▸ **Records supplied**:
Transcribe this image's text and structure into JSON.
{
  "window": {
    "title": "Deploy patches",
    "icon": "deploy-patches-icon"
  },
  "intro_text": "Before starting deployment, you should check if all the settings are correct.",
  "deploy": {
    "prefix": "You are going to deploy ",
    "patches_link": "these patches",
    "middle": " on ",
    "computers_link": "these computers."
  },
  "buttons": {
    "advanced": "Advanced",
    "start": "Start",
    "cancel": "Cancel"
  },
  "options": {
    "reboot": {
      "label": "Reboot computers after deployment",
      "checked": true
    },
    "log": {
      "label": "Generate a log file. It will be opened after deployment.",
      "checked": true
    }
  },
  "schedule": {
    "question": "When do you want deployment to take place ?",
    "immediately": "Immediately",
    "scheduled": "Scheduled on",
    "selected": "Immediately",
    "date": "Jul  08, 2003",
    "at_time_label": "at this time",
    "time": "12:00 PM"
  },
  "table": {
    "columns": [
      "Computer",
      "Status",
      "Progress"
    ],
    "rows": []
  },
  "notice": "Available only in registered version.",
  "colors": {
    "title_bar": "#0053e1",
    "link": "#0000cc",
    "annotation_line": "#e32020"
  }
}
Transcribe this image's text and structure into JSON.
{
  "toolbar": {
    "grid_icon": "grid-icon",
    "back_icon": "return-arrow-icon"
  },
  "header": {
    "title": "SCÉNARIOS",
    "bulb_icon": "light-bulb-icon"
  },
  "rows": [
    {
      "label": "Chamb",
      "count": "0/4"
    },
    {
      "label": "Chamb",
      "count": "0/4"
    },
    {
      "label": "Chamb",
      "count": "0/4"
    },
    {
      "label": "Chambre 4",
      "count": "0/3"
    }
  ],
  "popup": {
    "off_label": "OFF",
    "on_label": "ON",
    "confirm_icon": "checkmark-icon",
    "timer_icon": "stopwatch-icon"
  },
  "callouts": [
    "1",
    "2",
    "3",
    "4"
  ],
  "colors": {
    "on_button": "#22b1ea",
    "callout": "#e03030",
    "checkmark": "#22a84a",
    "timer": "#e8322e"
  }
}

...

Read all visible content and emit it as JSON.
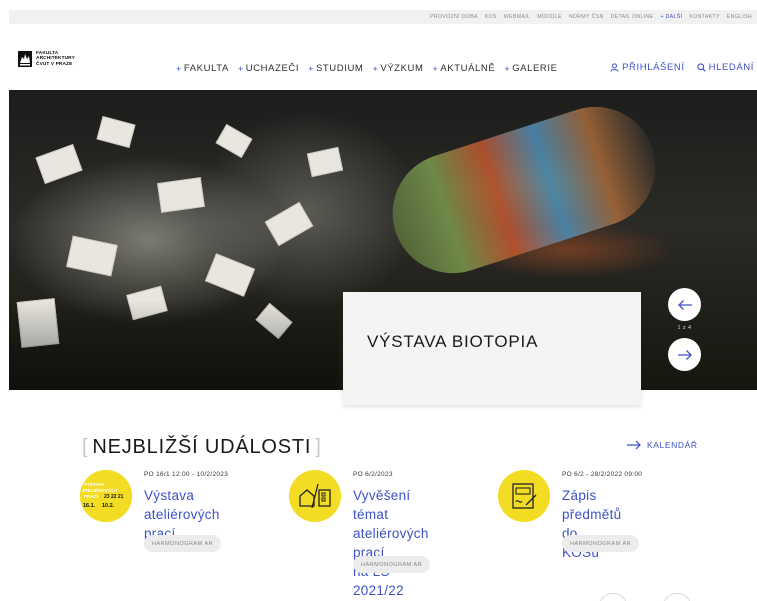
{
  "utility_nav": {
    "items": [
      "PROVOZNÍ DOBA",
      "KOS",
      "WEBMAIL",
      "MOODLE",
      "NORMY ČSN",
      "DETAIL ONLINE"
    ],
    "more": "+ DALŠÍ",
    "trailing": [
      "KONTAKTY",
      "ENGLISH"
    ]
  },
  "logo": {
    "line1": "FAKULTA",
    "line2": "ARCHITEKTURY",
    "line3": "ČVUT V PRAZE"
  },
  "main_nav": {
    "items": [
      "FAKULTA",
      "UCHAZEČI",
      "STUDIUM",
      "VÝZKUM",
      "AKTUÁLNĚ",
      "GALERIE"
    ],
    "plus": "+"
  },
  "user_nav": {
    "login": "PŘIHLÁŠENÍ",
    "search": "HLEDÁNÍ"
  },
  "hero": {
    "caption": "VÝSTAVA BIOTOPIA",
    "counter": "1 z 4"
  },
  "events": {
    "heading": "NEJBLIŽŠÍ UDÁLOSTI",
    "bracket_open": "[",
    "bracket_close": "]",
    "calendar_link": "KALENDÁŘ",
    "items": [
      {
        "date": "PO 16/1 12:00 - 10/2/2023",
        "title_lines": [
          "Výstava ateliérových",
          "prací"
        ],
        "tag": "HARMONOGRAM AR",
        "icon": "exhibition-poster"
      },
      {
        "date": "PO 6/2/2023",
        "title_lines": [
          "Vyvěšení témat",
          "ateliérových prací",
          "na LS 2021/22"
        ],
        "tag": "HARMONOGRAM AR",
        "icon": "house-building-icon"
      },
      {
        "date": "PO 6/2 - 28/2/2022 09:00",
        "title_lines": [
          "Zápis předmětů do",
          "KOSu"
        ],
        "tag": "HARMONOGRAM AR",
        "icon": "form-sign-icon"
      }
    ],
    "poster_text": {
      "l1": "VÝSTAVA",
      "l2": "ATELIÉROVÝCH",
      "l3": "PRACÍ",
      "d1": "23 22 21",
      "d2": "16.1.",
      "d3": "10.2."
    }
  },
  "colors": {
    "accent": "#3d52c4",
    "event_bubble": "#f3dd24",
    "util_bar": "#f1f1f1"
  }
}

---

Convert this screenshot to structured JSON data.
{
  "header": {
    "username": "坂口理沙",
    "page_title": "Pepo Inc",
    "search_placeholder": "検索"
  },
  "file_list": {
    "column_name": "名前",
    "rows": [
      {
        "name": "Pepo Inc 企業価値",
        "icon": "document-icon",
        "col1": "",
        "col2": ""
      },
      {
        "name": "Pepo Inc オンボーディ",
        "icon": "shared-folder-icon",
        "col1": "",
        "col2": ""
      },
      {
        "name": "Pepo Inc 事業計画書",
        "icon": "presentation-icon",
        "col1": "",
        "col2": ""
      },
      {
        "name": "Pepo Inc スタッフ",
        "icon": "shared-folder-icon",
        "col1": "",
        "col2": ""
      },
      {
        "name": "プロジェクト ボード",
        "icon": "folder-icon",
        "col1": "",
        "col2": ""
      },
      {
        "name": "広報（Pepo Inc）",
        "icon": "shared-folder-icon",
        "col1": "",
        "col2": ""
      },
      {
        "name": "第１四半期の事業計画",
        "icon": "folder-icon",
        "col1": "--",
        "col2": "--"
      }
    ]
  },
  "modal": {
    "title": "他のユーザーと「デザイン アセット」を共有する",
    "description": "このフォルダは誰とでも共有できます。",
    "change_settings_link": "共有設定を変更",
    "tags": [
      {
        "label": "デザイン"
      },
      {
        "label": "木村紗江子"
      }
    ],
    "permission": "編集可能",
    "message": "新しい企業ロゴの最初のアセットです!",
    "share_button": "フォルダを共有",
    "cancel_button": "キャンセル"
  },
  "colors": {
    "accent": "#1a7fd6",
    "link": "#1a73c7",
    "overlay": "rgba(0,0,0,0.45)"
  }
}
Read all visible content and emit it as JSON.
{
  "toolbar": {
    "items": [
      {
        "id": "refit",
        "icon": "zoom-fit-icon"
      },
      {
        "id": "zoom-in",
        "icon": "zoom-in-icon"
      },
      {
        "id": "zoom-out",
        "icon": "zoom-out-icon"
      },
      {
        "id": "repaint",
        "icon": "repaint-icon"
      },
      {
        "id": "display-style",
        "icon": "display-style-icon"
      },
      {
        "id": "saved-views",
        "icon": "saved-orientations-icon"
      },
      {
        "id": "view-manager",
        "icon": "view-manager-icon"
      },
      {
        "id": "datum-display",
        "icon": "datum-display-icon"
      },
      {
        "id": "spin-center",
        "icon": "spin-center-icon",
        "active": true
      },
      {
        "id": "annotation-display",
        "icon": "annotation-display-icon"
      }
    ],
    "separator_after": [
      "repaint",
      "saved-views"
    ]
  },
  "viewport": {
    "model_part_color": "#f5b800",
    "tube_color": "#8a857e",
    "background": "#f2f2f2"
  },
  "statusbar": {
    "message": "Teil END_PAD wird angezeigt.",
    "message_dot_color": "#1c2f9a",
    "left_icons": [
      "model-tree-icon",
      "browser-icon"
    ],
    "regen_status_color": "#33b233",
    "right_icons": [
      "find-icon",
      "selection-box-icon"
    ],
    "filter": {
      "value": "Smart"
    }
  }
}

▸ **Aim of the task**: Scan the entries above. Copy each line that has the string "saved".

▸ **Task result**:
        "id": "saved-views",
        "icon": "saved-orientations-icon"
      "saved-views"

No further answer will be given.